Set task:
Work out how many lines of the listing hold the string "Overall". Answer with that number alone.

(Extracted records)
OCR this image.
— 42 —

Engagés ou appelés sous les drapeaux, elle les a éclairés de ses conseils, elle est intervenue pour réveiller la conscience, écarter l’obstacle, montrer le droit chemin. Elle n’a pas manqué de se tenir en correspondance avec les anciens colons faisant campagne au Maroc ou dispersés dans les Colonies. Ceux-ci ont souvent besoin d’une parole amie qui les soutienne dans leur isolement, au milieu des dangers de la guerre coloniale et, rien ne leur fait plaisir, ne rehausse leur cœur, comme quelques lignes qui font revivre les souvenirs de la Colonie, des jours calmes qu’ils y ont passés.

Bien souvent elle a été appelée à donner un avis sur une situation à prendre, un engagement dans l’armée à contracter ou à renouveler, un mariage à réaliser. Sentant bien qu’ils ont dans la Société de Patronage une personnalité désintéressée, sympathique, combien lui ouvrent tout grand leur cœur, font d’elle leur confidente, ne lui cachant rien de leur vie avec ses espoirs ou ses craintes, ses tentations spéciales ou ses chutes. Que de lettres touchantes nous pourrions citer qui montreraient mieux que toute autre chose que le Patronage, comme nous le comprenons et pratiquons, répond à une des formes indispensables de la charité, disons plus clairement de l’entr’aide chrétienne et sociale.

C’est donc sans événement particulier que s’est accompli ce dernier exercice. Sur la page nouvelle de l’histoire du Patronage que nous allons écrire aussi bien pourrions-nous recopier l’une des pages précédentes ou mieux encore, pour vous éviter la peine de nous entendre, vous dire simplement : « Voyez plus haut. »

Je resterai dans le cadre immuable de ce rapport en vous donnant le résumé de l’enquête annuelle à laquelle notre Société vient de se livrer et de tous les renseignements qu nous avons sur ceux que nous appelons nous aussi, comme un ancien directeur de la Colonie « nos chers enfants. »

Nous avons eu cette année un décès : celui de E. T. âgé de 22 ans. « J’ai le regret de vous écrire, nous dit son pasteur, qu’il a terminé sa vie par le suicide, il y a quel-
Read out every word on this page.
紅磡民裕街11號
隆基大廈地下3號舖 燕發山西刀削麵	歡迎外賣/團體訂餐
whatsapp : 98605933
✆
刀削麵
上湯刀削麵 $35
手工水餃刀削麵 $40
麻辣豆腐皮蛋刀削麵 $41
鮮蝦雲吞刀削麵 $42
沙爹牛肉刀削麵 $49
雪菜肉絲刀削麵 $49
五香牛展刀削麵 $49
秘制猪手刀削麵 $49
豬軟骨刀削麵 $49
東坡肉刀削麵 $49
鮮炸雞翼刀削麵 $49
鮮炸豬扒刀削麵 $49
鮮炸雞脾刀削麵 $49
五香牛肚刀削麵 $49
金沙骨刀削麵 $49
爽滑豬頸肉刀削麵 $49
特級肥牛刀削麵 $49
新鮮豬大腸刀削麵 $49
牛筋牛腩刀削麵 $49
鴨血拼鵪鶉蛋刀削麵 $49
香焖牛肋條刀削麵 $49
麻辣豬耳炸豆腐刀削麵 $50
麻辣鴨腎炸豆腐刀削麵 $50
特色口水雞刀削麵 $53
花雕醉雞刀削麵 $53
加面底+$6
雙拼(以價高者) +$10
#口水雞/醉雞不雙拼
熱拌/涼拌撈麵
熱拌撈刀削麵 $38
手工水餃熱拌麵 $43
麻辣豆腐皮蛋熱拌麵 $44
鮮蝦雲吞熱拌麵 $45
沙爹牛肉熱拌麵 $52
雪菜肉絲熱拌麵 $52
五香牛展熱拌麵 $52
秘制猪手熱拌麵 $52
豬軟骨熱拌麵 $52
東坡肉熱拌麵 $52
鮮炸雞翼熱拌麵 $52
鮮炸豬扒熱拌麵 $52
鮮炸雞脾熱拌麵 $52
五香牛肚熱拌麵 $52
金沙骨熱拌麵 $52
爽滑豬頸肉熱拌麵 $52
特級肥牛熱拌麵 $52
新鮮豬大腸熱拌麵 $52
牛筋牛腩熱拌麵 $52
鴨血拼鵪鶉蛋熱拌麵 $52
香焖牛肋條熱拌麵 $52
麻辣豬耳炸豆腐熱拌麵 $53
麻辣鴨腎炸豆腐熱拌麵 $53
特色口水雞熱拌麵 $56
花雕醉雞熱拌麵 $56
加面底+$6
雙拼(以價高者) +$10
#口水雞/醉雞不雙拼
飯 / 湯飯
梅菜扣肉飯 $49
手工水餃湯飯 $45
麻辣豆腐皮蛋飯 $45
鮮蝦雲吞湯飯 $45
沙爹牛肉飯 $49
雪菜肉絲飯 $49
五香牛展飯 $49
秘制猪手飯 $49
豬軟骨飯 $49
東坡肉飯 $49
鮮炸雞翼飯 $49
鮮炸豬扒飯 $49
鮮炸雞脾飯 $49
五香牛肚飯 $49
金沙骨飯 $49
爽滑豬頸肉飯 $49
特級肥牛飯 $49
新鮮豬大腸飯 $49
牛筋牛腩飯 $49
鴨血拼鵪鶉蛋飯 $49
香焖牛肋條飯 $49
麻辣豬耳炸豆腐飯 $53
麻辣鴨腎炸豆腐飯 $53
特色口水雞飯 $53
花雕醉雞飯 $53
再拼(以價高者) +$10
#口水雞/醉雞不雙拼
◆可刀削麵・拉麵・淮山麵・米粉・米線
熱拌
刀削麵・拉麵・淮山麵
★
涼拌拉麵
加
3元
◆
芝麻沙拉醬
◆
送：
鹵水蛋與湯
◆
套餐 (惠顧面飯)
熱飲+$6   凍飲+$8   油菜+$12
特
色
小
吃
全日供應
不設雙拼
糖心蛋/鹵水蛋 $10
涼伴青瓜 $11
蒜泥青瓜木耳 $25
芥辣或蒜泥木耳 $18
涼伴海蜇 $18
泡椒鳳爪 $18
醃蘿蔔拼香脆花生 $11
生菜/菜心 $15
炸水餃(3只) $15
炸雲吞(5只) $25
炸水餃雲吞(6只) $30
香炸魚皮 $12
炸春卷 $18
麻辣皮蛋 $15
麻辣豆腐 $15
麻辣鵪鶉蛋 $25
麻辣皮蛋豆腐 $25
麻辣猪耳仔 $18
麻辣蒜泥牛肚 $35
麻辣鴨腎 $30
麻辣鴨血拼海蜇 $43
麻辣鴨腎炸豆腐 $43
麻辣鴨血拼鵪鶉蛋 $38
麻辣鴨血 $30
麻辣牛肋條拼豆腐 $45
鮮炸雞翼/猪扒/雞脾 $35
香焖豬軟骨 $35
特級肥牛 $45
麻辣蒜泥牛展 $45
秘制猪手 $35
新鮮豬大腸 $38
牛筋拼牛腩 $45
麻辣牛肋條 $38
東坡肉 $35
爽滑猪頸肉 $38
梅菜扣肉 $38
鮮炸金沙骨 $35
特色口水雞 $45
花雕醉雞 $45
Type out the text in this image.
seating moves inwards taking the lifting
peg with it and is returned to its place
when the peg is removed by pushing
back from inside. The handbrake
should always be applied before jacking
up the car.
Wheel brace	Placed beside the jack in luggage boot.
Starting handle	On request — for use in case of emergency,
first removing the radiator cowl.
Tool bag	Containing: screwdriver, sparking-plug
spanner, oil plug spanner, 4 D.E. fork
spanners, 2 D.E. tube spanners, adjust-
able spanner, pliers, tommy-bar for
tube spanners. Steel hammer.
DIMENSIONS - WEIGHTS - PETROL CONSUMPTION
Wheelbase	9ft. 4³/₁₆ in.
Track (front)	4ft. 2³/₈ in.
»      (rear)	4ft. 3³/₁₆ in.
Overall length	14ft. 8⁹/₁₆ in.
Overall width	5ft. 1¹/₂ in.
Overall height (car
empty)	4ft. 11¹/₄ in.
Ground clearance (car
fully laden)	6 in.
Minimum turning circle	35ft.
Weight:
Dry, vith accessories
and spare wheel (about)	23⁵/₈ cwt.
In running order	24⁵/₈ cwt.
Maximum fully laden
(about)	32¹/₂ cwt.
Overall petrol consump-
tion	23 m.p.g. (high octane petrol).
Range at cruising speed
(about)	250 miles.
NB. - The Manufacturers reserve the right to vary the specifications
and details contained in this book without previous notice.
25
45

Answer for this exercise:
4